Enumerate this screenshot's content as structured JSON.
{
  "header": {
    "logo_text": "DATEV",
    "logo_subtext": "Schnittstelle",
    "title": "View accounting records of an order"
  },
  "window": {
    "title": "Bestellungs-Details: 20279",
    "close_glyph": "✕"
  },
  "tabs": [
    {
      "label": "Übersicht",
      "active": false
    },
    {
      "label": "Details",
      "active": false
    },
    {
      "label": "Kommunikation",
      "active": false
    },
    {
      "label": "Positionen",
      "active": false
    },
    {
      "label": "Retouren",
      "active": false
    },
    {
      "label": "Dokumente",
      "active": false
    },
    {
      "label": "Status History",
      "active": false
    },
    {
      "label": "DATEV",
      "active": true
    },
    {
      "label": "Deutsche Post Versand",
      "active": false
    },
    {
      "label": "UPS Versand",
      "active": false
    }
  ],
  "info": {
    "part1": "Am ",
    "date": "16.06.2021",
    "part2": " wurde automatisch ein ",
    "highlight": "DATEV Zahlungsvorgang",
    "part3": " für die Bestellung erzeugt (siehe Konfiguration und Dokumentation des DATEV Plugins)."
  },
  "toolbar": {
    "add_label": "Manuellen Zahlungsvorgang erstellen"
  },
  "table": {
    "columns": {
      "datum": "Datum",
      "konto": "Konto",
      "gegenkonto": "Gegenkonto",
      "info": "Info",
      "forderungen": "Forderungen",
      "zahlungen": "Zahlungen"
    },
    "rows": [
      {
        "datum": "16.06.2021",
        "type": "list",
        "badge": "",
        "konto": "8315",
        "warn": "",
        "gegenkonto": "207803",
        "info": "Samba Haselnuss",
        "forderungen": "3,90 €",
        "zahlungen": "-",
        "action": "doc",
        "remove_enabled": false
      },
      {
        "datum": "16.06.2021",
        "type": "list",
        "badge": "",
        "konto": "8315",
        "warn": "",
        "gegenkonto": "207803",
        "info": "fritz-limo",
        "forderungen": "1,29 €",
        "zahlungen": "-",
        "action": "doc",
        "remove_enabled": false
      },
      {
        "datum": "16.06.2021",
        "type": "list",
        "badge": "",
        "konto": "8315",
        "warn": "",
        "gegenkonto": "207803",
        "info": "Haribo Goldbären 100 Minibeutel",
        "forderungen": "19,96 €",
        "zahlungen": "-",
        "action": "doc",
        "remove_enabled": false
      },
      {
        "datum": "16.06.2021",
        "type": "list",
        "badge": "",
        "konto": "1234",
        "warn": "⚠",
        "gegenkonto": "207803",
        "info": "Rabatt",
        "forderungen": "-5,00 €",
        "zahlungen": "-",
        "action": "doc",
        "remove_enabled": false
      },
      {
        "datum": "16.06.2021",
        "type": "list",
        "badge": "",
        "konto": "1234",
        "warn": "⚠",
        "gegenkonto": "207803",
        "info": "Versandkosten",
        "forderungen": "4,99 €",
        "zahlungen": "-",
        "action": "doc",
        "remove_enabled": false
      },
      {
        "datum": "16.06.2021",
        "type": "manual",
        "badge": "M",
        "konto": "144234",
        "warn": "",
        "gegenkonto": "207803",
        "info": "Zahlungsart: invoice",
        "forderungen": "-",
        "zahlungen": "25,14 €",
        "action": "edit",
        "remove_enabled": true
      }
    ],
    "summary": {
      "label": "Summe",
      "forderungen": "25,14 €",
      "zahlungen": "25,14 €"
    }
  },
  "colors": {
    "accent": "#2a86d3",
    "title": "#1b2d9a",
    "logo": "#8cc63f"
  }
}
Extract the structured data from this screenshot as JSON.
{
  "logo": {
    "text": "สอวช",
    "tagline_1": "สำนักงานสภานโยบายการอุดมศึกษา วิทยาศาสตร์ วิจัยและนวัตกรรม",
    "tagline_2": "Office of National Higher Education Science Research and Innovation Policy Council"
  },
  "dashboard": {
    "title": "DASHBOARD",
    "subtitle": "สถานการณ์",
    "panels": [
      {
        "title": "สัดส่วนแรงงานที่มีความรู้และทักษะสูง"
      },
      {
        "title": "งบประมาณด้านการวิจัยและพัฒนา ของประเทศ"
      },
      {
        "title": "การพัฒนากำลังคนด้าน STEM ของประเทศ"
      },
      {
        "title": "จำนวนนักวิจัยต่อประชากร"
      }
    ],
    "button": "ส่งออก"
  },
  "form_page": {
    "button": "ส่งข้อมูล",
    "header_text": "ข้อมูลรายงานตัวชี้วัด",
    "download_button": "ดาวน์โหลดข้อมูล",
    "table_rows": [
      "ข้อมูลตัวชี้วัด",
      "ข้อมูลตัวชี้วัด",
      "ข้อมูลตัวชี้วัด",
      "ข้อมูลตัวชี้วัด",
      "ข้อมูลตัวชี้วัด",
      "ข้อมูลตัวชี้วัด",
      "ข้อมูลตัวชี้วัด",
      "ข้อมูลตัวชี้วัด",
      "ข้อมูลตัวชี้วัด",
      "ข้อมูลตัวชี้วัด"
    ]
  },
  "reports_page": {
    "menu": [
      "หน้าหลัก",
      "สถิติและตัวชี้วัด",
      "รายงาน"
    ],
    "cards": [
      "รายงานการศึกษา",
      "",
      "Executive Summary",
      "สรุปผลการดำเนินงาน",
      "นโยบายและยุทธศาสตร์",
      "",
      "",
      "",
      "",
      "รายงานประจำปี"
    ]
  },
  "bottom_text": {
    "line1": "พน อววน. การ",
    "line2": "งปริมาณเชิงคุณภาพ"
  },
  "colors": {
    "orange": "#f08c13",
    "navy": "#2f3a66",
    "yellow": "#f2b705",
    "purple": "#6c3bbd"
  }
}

========================================

**Description of the task**
Collect each line of the entries that has the word "info", copying it in full.

**Answer for this exercise**
  "info": {
      "info": "Info",
        "info": "Samba Haselnuss",
        "info": "fritz-limo",
        "info": "Haribo Goldbären 100 Minibeutel",
        "info": "Rabatt",
        "info": "Versandkosten",
        "info": "Zahlungsart: invoice",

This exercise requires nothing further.